Copy the full set of lines exactly as given.

━━━━━ Extracted records ━━━━━

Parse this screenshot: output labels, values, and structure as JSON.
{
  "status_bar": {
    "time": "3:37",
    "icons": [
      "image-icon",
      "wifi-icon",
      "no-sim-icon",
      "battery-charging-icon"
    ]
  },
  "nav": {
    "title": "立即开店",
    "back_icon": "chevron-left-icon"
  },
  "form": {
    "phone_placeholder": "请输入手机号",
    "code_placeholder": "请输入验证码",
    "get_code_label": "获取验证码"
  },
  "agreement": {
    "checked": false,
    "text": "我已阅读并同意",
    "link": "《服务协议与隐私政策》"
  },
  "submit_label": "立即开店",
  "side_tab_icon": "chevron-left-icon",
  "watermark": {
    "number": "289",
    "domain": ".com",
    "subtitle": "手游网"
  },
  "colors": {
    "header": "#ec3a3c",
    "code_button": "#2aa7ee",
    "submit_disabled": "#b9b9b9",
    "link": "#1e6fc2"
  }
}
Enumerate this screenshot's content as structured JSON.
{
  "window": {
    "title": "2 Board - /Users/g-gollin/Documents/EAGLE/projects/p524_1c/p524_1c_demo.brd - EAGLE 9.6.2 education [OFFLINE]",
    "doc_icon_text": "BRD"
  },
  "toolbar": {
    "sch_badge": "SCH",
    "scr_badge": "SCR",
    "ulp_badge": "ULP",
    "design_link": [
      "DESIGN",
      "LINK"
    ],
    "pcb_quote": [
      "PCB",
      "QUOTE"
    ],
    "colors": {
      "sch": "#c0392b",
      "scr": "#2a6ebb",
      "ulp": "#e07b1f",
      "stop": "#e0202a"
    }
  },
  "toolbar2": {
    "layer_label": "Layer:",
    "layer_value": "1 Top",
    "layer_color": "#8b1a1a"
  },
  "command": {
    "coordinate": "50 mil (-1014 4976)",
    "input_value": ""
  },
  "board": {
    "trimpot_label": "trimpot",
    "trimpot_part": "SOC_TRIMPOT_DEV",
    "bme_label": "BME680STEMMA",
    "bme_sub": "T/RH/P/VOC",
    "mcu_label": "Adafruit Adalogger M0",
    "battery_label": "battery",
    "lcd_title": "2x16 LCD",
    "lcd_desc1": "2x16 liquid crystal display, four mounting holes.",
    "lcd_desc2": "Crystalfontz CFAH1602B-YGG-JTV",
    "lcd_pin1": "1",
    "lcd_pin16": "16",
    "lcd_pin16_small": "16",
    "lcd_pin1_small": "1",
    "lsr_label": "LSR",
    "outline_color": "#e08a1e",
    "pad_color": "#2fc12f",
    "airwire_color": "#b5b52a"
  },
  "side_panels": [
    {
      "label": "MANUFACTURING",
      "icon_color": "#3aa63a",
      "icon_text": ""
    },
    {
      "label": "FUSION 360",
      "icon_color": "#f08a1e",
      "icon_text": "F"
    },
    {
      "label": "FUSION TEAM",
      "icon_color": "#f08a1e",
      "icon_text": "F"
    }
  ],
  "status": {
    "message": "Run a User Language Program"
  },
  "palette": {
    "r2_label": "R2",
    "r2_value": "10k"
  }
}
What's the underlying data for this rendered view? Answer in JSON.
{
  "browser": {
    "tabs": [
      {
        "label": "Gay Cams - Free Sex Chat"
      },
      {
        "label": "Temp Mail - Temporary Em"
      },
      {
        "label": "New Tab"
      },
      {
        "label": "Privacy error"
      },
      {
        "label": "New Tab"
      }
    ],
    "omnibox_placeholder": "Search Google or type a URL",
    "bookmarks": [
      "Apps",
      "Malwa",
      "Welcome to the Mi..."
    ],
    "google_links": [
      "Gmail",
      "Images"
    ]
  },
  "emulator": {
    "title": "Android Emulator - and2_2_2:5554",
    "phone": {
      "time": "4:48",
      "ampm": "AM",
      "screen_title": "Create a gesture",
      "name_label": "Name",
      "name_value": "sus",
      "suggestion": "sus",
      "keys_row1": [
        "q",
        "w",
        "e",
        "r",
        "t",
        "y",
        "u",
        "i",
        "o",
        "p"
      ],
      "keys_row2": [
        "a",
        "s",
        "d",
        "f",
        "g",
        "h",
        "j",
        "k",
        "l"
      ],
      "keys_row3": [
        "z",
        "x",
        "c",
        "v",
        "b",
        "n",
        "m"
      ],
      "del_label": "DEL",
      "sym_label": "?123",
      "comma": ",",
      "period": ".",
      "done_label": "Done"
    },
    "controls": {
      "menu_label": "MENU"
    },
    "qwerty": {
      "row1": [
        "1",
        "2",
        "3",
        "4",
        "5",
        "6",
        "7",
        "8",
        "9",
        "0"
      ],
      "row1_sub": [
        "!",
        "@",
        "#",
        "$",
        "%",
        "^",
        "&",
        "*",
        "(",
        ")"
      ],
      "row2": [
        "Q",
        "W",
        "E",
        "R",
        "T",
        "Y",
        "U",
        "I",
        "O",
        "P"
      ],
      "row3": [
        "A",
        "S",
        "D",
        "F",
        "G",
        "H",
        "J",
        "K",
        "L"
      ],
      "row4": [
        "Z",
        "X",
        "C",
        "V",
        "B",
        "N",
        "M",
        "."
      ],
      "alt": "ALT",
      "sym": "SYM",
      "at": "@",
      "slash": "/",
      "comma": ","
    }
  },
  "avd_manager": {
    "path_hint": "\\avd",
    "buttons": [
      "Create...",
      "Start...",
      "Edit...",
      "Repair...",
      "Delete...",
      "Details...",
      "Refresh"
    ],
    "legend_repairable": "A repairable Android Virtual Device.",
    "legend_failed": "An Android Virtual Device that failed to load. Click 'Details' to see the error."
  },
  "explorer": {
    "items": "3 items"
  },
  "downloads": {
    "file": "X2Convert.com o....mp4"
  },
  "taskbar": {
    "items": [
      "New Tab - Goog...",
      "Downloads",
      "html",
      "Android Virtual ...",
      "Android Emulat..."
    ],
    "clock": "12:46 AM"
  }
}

━━━━━

> Task output
Parse this screenshot: output labels, values, and structure as JSON.
{
  "status_bar": {
    "time": "3:37",
    "icons": [
      "image-icon",
      "wifi-icon",
      "no-sim-icon",
      "battery-charging-icon"
    ]
  },
  "nav": {
    "title": "立即开店",
    "back_icon": "chevron-left-icon"
  },
  "form": {
    "phone_placeholder": "请输入手机号",
    "code_placeholder": "请输入验证码",
    "get_code_label": "获取验证码"
  },
  "agreement": {
    "checked": false,
    "text": "我已阅读并同意",
    "link": "《服务协议与隐私政策》"
  },
  "submit_label": "立即开店",
  "side_tab_icon": "chevron-left-icon",
  "watermark": {
    "number": "289",
    "domain": ".com",
    "subtitle": "手游网"
  },
  "colors": {
    "header": "#ec3a3c",
    "code_button": "#2aa7ee",
    "submit_disabled": "#b9b9b9",
    "link": "#1e6fc2"
  }
}
Enumerate this screenshot's content as structured JSON.
{
  "window": {
    "title": "2 Board - /Users/g-gollin/Documents/EAGLE/projects/p524_1c/p524_1c_demo.brd - EAGLE 9.6.2 education [OFFLINE]",
    "doc_icon_text": "BRD"
  },
  "toolbar": {
    "sch_badge": "SCH",
    "scr_badge": "SCR",
    "ulp_badge": "ULP",
    "design_link": [
      "DESIGN",
      "LINK"
    ],
    "pcb_quote": [
      "PCB",
      "QUOTE"
    ],
    "colors": {
      "sch": "#c0392b",
      "scr": "#2a6ebb",
      "ulp": "#e07b1f",
      "stop": "#e0202a"
    }
  },
  "toolbar2": {
    "layer_label": "Layer:",
    "layer_value": "1 Top",
    "layer_color": "#8b1a1a"
  },
  "command": {
    "coordinate": "50 mil (-1014 4976)",
    "input_value": ""
  },
  "board": {
    "trimpot_label": "trimpot",
    "trimpot_part": "SOC_TRIMPOT_DEV",
    "bme_label": "BME680STEMMA",
    "bme_sub": "T/RH/P/VOC",
    "mcu_label": "Adafruit Adalogger M0",
    "battery_label": "battery",
    "lcd_title": "2x16 LCD",
    "lcd_desc1": "2x16 liquid crystal display, four mounting holes.",
    "lcd_desc2": "Crystalfontz CFAH1602B-YGG-JTV",
    "lcd_pin1": "1",
    "lcd_pin16": "16",
    "lcd_pin16_small": "16",
    "lcd_pin1_small": "1",
    "lsr_label": "LSR",
    "outline_color": "#e08a1e",
    "pad_color": "#2fc12f",
    "airwire_color": "#b5b52a"
  },
  "side_panels": [
    {
      "label": "MANUFACTURING",
      "icon_color": "#3aa63a",
      "icon_text": ""
    },
    {
      "label": "FUSION 360",
      "icon_color": "#f08a1e",
      "icon_text": "F"
    },
    {
      "label": "FUSION TEAM",
      "icon_color": "#f08a1e",
      "icon_text": "F"
    }
  ],
  "status": {
    "message": "Run a User Language Program"
  },
  "palette": {
    "r2_label": "R2",
    "r2_value": "10k"
  }
}
What's the underlying data for this rendered view? Answer in JSON.
{
  "browser": {
    "tabs": [
      {
        "label": "Gay Cams - Free Sex Chat"
      },
      {
        "label": "Temp Mail - Temporary Em"
      },
      {
        "label": "New Tab"
      },
      {
        "label": "Privacy error"
      },
      {
        "label": "New Tab"
      }
    ],
    "omnibox_placeholder": "Search Google or type a URL",
    "bookmarks": [
      "Apps",
      "Malwa",
      "Welcome to the Mi..."
    ],
    "google_links": [
      "Gmail",
      "Images"
    ]
  },
  "emulator": {
    "title": "Android Emulator - and2_2_2:5554",
    "phone": {
      "time": "4:48",
      "ampm": "AM",
      "screen_title": "Create a gesture",
      "name_label": "Name",
      "name_value": "sus",
      "suggestion": "sus",
      "keys_row1": [
        "q",
        "w",
        "e",
        "r",
        "t",
        "y",
        "u",
        "i",
        "o",
        "p"
      ],
      "keys_row2": [
        "a",
        "s",
        "d",
        "f",
        "g",
        "h",
        "j",
        "k",
        "l"
      ],
      "keys_row3": [
        "z",
        "x",
        "c",
        "v",
        "b",
        "n",
        "m"
      ],
      "del_label": "DEL",
      "sym_label": "?123",
      "comma": ",",
      "period": ".",
      "done_label": "Done"
    },
    "controls": {
      "menu_label": "MENU"
    },
    "qwerty": {
      "row1": [
        "1",
        "2",
        "3",
        "4",
        "5",
        "6",
        "7",
        "8",
        "9",
        "0"
      ],
      "row1_sub": [
        "!",
        "@",
        "#",
        "$",
        "%",
        "^",
        "&",
        "*",
        "(",
        ")"
      ],
      "row2": [
        "Q",
        "W",
        "E",
        "R",
        "T",
        "Y",
        "U",
        "I",
        "O",
        "P"
      ],
      "row3": [
        "A",
        "S",
        "D",
        "F",
        "G",
        "H",
        "J",
        "K",
        "L"
      ],
      "row4": [
        "Z",
        "X",
        "C",
        "V",
        "B",
        "N",
        "M",
        "."
      ],
      "alt": "ALT",
      "sym": "SYM",
      "at": "@",
      "slash": "/",
      "comma": ","
    }
  },
  "avd_manager": {
    "path_hint": "\\avd",
    "buttons": [
      "Create...",
      "Start...",
      "Edit...",
      "Repair...",
      "Delete...",
      "Details...",
      "Refresh"
    ],
    "legend_repairable": "A repairable Android Virtual Device.",
    "legend_failed": "An Android Virtual Device that failed to load. Click 'Details' to see the error."
  },
  "explorer": {
    "items": "3 items"
  },
  "downloads": {
    "file": "X2Convert.com o....mp4"
  },
  "taskbar": {
    "items": [
      "New Tab - Goog...",
      "Downloads",
      "html",
      "Android Virtual ...",
      "Android Emulat..."
    ],
    "clock": "12:46 AM"
  }
}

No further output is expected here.